## TO DO
Look through the material below. Copy every line with the string "symbol" in it.

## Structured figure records
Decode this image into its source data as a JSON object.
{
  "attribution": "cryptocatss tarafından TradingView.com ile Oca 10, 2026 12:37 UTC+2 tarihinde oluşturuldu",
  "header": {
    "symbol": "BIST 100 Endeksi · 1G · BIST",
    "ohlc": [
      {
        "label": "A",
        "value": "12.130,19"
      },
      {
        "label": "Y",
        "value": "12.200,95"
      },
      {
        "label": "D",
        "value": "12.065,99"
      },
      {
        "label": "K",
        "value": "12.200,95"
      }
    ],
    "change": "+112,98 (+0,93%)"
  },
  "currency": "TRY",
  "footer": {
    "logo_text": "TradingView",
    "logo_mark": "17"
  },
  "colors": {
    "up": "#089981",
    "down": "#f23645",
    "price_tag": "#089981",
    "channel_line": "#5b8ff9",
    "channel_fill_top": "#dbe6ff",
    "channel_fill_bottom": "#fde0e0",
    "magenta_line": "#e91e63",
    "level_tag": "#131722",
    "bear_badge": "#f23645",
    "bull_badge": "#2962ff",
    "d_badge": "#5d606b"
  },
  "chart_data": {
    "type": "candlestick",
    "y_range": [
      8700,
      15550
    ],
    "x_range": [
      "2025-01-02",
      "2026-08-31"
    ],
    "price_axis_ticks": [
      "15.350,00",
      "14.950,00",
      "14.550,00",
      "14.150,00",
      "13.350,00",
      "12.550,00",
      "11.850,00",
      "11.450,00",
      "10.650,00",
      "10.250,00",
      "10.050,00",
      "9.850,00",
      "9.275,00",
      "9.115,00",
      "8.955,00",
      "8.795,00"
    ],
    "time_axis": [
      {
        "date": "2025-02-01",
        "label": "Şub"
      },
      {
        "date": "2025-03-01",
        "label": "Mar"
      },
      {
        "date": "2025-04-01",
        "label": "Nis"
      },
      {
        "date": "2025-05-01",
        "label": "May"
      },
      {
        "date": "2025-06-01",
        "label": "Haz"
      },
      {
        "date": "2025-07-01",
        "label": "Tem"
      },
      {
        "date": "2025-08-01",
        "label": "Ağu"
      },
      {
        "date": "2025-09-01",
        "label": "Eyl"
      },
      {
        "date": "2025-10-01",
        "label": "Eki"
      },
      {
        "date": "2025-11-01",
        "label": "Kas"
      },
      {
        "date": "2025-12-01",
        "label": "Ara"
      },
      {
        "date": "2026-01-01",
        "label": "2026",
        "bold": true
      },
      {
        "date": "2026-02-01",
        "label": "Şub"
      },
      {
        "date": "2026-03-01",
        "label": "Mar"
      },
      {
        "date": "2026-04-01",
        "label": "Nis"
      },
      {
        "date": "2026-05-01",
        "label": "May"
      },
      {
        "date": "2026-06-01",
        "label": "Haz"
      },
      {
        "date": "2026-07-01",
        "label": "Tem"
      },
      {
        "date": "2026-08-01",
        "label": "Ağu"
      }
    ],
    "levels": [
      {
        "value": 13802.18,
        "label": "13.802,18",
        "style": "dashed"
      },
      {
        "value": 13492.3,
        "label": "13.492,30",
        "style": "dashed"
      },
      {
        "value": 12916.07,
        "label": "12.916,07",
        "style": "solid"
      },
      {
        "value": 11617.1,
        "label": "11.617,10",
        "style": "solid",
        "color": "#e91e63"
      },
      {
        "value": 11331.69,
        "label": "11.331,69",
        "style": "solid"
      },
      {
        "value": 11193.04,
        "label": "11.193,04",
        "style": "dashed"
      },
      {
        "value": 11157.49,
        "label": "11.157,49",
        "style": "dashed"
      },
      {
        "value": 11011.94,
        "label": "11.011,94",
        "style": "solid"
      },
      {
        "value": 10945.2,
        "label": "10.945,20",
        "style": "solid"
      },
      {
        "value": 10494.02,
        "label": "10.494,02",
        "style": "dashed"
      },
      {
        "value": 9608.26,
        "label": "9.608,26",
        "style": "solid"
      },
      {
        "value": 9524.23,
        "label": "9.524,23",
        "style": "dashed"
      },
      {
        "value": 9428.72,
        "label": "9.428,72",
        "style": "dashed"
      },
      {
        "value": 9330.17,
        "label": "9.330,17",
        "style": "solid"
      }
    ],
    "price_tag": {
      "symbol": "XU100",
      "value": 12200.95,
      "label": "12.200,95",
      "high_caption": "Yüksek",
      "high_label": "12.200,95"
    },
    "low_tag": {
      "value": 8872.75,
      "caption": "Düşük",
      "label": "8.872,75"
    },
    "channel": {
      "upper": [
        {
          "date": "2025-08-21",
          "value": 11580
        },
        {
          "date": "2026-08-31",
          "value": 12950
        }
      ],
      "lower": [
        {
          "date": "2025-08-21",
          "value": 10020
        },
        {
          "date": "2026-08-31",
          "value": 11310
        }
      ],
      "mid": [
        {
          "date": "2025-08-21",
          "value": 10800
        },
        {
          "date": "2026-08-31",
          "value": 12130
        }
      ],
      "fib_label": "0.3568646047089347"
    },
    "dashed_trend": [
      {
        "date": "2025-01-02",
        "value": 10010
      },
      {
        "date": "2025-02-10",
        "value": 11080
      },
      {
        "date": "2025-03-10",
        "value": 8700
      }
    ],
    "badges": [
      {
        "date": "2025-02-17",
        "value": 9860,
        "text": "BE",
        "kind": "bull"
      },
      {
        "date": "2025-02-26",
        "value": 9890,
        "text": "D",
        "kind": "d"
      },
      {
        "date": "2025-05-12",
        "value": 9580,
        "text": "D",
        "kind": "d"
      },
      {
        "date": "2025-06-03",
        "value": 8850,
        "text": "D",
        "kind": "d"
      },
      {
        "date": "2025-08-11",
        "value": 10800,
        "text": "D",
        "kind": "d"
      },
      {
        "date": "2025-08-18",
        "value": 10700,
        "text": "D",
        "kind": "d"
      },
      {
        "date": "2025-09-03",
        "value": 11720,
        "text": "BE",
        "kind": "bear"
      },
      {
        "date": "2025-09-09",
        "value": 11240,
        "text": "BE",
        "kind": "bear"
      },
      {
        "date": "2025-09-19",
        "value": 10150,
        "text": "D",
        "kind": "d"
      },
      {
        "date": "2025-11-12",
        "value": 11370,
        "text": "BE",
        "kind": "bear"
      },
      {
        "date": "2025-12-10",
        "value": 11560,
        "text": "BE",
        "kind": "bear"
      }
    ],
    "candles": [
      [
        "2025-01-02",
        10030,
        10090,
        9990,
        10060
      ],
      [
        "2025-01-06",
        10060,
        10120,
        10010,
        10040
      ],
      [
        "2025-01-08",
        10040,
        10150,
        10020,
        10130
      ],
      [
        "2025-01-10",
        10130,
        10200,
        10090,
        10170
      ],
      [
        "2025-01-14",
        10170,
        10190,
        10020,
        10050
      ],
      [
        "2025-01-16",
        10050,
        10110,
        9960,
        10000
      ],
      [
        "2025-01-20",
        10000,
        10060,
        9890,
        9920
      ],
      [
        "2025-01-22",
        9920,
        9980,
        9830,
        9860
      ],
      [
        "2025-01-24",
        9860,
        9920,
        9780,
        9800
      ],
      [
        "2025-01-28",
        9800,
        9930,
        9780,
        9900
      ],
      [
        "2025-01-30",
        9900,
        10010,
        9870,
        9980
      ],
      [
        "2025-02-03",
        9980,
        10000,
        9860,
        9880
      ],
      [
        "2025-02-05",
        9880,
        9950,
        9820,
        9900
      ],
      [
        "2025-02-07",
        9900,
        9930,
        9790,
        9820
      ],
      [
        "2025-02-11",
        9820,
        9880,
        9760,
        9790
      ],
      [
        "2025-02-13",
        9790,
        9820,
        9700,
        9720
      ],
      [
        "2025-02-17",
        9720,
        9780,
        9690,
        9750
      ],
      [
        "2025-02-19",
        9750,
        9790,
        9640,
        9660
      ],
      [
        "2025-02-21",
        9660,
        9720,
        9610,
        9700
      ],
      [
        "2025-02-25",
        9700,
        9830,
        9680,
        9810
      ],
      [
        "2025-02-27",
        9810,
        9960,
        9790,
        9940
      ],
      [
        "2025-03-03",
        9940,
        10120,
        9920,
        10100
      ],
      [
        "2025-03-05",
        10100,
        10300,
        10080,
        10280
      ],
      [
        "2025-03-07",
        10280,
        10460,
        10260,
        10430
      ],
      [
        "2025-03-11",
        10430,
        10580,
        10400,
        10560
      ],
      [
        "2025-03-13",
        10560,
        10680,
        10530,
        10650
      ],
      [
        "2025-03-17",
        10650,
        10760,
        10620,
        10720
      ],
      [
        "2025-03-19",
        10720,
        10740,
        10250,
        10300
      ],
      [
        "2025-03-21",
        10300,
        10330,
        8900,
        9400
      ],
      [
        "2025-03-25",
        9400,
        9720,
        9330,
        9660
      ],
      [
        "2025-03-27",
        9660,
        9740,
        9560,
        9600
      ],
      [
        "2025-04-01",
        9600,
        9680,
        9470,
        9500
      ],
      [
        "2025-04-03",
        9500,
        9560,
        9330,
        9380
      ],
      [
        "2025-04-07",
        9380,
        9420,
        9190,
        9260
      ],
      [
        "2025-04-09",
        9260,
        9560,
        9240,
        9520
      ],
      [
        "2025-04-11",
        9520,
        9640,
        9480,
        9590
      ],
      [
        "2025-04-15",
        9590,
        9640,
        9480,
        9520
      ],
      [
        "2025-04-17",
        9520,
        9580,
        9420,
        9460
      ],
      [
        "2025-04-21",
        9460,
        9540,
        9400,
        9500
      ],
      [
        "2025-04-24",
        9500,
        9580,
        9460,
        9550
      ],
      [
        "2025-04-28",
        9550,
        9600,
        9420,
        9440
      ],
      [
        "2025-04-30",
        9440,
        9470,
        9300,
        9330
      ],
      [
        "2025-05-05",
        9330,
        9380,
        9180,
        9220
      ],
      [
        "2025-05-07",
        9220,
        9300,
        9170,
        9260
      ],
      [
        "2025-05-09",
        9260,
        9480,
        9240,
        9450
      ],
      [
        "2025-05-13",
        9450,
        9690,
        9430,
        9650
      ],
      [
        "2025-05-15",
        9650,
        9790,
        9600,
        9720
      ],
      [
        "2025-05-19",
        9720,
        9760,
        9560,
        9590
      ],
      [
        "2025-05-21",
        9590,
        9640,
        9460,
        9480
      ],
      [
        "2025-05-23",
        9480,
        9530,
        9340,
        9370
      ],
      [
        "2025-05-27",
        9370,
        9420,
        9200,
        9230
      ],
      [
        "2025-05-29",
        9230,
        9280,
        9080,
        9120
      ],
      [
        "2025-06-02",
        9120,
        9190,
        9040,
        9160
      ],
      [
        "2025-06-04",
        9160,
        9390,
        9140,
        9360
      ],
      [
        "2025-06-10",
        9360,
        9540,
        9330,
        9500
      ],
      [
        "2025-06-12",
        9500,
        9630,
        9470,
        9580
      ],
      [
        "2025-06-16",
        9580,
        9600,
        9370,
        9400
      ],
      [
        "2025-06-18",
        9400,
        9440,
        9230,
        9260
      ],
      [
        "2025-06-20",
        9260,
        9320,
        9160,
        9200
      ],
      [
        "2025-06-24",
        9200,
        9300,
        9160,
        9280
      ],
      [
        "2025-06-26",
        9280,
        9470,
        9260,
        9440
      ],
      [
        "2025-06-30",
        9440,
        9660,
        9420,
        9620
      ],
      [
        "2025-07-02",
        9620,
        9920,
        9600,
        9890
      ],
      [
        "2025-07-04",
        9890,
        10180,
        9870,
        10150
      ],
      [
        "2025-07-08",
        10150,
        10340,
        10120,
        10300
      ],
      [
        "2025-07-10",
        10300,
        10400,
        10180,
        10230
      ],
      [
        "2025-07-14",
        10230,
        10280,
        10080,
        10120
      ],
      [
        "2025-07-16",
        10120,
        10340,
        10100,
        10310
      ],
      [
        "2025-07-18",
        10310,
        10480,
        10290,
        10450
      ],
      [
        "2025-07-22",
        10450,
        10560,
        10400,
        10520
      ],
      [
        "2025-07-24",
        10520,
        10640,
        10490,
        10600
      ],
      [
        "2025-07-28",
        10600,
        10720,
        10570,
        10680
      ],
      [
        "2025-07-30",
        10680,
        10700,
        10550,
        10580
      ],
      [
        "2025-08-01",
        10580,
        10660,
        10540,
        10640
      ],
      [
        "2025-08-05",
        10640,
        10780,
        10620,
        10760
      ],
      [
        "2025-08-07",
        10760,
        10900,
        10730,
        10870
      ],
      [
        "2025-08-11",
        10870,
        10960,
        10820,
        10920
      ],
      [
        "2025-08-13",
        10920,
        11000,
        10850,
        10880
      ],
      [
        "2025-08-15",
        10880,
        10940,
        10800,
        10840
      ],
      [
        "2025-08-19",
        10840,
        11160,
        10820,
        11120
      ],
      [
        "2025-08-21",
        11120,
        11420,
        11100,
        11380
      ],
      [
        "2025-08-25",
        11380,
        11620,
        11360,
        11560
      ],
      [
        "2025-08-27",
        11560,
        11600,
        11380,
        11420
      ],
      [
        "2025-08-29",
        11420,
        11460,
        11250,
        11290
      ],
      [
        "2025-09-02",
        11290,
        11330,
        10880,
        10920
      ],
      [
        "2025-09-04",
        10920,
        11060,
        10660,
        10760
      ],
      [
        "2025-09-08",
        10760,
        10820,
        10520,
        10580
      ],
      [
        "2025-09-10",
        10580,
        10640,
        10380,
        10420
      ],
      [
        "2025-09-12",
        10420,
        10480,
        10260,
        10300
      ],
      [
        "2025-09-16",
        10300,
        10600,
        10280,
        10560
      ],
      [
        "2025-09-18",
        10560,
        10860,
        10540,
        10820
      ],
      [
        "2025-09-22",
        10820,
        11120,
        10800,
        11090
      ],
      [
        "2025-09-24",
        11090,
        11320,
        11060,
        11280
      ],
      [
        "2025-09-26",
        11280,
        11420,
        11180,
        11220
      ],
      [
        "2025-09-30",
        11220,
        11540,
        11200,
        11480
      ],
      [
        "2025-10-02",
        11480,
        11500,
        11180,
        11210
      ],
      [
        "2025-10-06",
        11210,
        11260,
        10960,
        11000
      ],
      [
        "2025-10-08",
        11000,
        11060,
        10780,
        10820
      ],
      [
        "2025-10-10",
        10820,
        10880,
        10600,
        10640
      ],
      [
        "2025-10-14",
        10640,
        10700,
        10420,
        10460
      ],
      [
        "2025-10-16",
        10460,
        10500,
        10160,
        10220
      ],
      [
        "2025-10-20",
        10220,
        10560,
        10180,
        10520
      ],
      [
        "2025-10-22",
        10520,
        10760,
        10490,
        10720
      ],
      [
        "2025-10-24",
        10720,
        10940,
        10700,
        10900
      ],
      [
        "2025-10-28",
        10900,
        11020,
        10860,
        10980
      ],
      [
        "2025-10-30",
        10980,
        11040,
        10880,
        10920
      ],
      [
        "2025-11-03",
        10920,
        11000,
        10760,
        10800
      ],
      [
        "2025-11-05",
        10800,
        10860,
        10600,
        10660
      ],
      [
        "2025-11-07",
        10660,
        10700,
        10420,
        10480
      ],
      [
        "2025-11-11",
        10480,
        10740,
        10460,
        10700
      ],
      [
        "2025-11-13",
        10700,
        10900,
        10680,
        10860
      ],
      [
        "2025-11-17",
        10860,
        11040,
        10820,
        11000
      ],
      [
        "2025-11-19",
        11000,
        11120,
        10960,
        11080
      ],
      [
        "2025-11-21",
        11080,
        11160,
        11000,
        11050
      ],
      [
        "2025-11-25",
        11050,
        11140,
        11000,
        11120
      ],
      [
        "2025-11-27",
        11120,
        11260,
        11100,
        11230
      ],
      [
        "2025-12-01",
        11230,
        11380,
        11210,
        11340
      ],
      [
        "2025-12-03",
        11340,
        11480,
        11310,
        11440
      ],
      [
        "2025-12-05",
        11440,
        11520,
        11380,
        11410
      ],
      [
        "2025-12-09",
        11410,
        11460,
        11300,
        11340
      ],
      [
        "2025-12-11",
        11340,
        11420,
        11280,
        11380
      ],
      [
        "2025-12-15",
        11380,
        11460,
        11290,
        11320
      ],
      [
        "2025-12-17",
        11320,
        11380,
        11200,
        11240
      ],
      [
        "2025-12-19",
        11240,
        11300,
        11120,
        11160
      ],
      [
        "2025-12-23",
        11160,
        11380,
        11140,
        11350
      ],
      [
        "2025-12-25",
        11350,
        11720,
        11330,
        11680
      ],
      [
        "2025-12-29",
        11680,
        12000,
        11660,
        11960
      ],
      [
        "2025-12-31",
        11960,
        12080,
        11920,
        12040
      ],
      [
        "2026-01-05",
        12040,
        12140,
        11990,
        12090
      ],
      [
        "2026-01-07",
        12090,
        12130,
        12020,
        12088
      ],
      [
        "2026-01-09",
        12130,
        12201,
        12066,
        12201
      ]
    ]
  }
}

## FULL SOLUTION
    "symbol": "BIST 100 Endeksi · 1G · BIST",
      "symbol": "XU100",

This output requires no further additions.